══ Provided material ══
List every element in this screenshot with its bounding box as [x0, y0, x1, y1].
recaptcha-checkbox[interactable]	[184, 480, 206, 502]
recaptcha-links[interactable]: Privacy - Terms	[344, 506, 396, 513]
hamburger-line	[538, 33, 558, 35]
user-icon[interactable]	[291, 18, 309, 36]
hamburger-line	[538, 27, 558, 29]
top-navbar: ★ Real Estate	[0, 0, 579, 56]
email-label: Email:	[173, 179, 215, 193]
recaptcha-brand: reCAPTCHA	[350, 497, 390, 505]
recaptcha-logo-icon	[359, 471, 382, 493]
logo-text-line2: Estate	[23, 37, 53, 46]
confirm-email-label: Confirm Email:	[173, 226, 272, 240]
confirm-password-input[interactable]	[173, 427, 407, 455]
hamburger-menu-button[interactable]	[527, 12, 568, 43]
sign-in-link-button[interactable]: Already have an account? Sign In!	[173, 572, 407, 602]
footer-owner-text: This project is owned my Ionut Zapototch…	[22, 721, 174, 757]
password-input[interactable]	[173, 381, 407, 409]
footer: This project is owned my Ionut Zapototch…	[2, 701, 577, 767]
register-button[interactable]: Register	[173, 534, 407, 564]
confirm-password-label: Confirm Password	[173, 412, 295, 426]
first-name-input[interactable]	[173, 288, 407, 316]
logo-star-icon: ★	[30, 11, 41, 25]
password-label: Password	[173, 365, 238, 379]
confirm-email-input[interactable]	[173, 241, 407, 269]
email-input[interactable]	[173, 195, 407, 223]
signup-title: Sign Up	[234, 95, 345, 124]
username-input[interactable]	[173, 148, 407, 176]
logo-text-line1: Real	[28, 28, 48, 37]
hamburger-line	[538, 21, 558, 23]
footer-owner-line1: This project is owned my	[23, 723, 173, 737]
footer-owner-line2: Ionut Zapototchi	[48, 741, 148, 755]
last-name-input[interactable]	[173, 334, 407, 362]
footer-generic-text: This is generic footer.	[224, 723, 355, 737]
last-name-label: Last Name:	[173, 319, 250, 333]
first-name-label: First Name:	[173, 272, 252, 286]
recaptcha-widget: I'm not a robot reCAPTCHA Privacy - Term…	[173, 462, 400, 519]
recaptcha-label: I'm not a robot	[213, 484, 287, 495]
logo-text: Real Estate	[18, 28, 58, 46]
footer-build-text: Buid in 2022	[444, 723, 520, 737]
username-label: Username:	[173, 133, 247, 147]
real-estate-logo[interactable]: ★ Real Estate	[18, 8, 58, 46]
═══
◆ Set problem
Copy every line of the rows above word for word.

◆ Task solution
List every element in this screenshot with its bounding box as [x0, y0, x1, y1].
recaptcha-checkbox[interactable]	[184, 480, 206, 502]
recaptcha-links[interactable]: Privacy - Terms	[344, 506, 396, 513]
hamburger-line	[538, 33, 558, 35]
user-icon[interactable]	[291, 18, 309, 36]
hamburger-line	[538, 27, 558, 29]
top-navbar: ★ Real Estate	[0, 0, 579, 56]
email-label: Email:	[173, 179, 215, 193]
recaptcha-brand: reCAPTCHA	[350, 497, 390, 505]
recaptcha-logo-icon	[359, 471, 382, 493]
logo-text-line2: Estate	[23, 37, 53, 46]
confirm-email-label: Confirm Email:	[173, 226, 272, 240]
confirm-password-input[interactable]	[173, 427, 407, 455]
hamburger-menu-button[interactable]	[527, 12, 568, 43]
sign-in-link-button[interactable]: Already have an account? Sign In!	[173, 572, 407, 602]
footer-owner-text: This project is owned my Ionut Zapototch…	[22, 721, 174, 757]
password-input[interactable]	[173, 381, 407, 409]
footer: This project is owned my Ionut Zapototch…	[2, 701, 577, 767]
register-button[interactable]: Register	[173, 534, 407, 564]
confirm-password-label: Confirm Password	[173, 412, 295, 426]
first-name-input[interactable]	[173, 288, 407, 316]
logo-star-icon: ★	[30, 11, 41, 25]
password-label: Password	[173, 365, 238, 379]
confirm-email-input[interactable]	[173, 241, 407, 269]
email-input[interactable]	[173, 195, 407, 223]
signup-title: Sign Up	[234, 95, 345, 124]
username-input[interactable]	[173, 148, 407, 176]
logo-text-line1: Real	[28, 28, 48, 37]
hamburger-line	[538, 21, 558, 23]
footer-owner-line1: This project is owned my	[23, 723, 173, 737]
footer-owner-line2: Ionut Zapototchi	[48, 741, 148, 755]
last-name-input[interactable]	[173, 334, 407, 362]
footer-generic-text: This is generic footer.	[224, 723, 355, 737]
last-name-label: Last Name:	[173, 319, 250, 333]
first-name-label: First Name:	[173, 272, 252, 286]
recaptcha-widget: I'm not a robot reCAPTCHA Privacy - Term…	[173, 462, 400, 519]
recaptcha-label: I'm not a robot	[213, 484, 287, 495]
logo-text: Real Estate	[18, 28, 58, 46]
footer-build-text: Buid in 2022	[444, 723, 520, 737]
username-label: Username:	[173, 133, 247, 147]
real-estate-logo[interactable]: ★ Real Estate	[18, 8, 58, 46]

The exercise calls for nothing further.